* **Exercise details**
Below is a listing; write it out exactly and drop any images from it.

Items from a dataset:
━━━━━━━━━━

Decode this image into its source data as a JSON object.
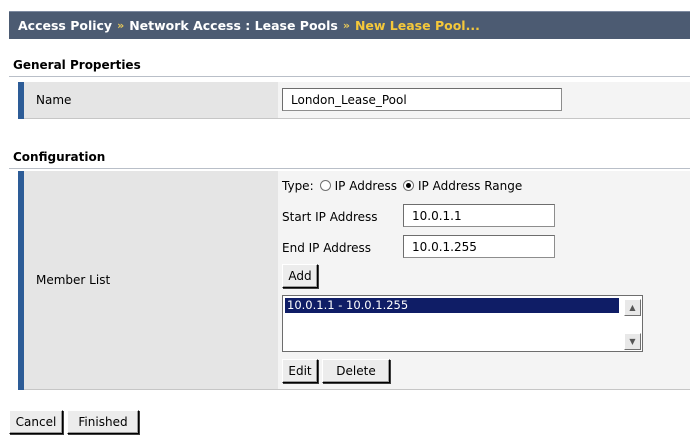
{
  "breadcrumb": {
    "item1": "Access Policy",
    "separator": "»",
    "item2": "Network Access : Lease Pools",
    "current": "New Lease Pool..."
  },
  "general": {
    "heading": "General Properties",
    "name_label": "Name",
    "name_value": "London_Lease_Pool"
  },
  "configuration": {
    "heading": "Configuration",
    "member_list_label": "Member List",
    "type_label": "Type:",
    "type_option_ip": "IP Address",
    "type_option_range": "IP Address Range",
    "type_selected": "IP Address Range",
    "start_ip_label": "Start IP Address",
    "start_ip_value": "10.0.1.1",
    "end_ip_label": "End IP Address",
    "end_ip_value": "10.0.1.255",
    "add_label": "Add",
    "members": [
      "10.0.1.1 - 10.0.1.255"
    ],
    "edit_label": "Edit",
    "delete_label": "Delete"
  },
  "footer": {
    "cancel_label": "Cancel",
    "finished_label": "Finished"
  },
  "colors": {
    "titlebar_bg": "#4c5b72",
    "breadcrumb_current": "#f5c83a",
    "row_accent": "#2d5c97",
    "selection": "#0f1d66"
  },
  "icons": {
    "scroll_up": "arrow-up-icon",
    "scroll_down": "arrow-down-icon"
  }
}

━━━━━━━━━━

* **Final result**
Decode this image into its source data as a JSON object.
{
  "breadcrumb": {
    "item1": "Access Policy",
    "separator": "»",
    "item2": "Network Access : Lease Pools",
    "current": "New Lease Pool..."
  },
  "general": {
    "heading": "General Properties",
    "name_label": "Name",
    "name_value": "London_Lease_Pool"
  },
  "configuration": {
    "heading": "Configuration",
    "member_list_label": "Member List",
    "type_label": "Type:",
    "type_option_ip": "IP Address",
    "type_option_range": "IP Address Range",
    "type_selected": "IP Address Range",
    "start_ip_label": "Start IP Address",
    "start_ip_value": "10.0.1.1",
    "end_ip_label": "End IP Address",
    "end_ip_value": "10.0.1.255",
    "add_label": "Add",
    "members": [
      "10.0.1.1 - 10.0.1.255"
    ],
    "edit_label": "Edit",
    "delete_label": "Delete"
  },
  "footer": {
    "cancel_label": "Cancel",
    "finished_label": "Finished"
  },
  "colors": {
    "titlebar_bg": "#4c5b72",
    "breadcrumb_current": "#f5c83a",
    "row_accent": "#2d5c97",
    "selection": "#0f1d66"
  },
  "icons": {
    "scroll_up": "arrow-up-icon",
    "scroll_down": "arrow-down-icon"
  }
}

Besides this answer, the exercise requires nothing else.